§ **Supplied text**

◇ ◇ ◇ ◇

Aug 31 2005
Mothers Reply To Sheehan
This is great. A local Northwest Paper (beautiful country) asked for comments on Cindy Sheehan from its readers. Here is what they received:
My son, who is just 22 years old, is proudly serving his country as a combat medic … just a few miles north of Baghdad. He has completed half of his 18 month tour there, and will be home on leave mid-September. He rotates between the camp aid station and duties with the scouts during convoys throughout the city of Baghdad. He has had some close calls himself, and also has saved more than a few lives (ours and theirs!), and I am incredibly proud of him.
I both cry with and cringe at Mrs. Sheehan. This is a sad, tragic burden that no one can share with her. She will carry it alone despite her attempts to involve the country in her grief. I fear that however long this stand of hers runs on, it is delaying that vitally important grieving process she must go through. Delaying it will create bitterness. Bitterness breaks the spirit; it does not heal it. Bitterness will not honor her son’s precious memory. It will prolong her emotional suffering. Her son would not want this for his mom.
I do not feel comfortable standing with her. She has not remembered that there was no draft. She has not remembered that her son was a grown adult. She has forgotten that her son thought over his decision. She has forgotten that her son went to war to serve his country, so honorable a thing to do. I sadly believe that her son would be both embarrassed with her behavior and disappointed that she has not respected his decision to serve his country. I fear that when this all quiets down, everyone will go back to their own towns, and she will still be alone, at the same point in the grieving process she was when all of this started, at the beginning.
And from the other side:
I have taped to my computer a photo of Cindy Sheehan in an agony that I know too well. … For me the pain has not dissipated in six months, nor I suspect will it in six years or 60 years.

◇ ◇ ◇ ◇

§ **Task prompt**
Reproduce the entire post on mothers' replies to Cindy Sheehan word for word. Draw only on the post about Cindy Sheehan.

§ **Dataset extract**
◇ ◇ ◇ ◇

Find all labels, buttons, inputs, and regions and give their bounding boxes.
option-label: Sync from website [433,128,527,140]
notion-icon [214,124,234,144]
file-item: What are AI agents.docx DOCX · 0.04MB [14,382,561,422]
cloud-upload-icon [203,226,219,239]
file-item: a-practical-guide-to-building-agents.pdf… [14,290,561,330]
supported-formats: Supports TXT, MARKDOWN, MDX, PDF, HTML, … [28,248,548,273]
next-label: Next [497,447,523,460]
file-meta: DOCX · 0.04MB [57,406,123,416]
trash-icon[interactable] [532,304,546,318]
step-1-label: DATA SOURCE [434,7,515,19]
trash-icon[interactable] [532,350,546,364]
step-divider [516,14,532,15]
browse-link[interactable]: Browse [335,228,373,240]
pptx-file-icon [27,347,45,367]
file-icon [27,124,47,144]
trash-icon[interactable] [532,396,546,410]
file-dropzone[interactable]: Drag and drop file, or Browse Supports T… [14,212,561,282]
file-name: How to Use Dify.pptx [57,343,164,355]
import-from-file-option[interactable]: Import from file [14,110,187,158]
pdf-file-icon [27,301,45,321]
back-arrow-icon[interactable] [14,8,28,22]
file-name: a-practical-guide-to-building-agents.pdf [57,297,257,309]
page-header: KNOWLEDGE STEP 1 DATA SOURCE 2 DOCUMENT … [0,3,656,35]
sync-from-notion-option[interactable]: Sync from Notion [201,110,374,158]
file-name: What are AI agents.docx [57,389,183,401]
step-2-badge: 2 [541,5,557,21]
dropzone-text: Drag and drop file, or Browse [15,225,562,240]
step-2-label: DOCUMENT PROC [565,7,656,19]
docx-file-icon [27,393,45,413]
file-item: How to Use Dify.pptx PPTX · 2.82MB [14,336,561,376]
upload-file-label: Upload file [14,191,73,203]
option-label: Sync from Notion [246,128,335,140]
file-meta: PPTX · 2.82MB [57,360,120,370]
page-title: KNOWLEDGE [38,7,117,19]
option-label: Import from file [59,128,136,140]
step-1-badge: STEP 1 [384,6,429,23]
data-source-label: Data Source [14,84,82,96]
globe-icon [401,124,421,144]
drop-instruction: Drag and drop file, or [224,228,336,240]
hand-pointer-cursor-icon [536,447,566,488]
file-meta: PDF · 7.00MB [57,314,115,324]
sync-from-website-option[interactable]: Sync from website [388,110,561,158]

◇ ◇ ◇ ◇

§ **Solution**
Aug 31 2005
Mothers Reply To Sheehan
This is great. A local Northwest Paper (beautiful country) asked for comments on Cindy Sheehan from its readers. Here is what they received:
My son, who is just 22 years old, is proudly serving his country as a combat medic … just a few miles north of Baghdad. He has completed half of his 18 month tour there, and will be home on leave mid-September. He rotates between the camp aid station and duties with the scouts during convoys throughout the city of Baghdad. He has had some close calls himself, and also has saved more than a few lives (ours and theirs!), and I am incredibly proud of him.
I both cry with and cringe at Mrs. Sheehan. This is a sad, tragic burden that no one can share with her. She will carry it alone despite her attempts to involve the country in her grief. I fear that however long this stand of hers runs on, it is delaying that vitally important grieving process she must go through. Delaying it will create bitterness. Bitterness breaks the spirit; it does not heal it. Bitterness will not honor her son’s precious memory. It will prolong her emotional suffering. Her son would not want this for his mom.
I do not feel comfortable standing with her. She has not remembered that there was no draft. She has not remembered that her son was a grown adult. She has forgotten that her son thought over his decision. She has forgotten that her son went to war to serve his country, so honorable a thing to do. I sadly believe that her son would be both embarrassed with her behavior and disappointed that she has not respected his decision to serve his country. I fear that when this all quiets down, everyone will go back to their own towns, and she will still be alone, at the same point in the grieving process she was when all of this started, at the beginning.
And from the other side:
I have taped to my computer a photo of Cindy Sheehan in an agony that I know too well. … For me the pain has not dissipated in six months, nor I suspect will it in six years or 60 years.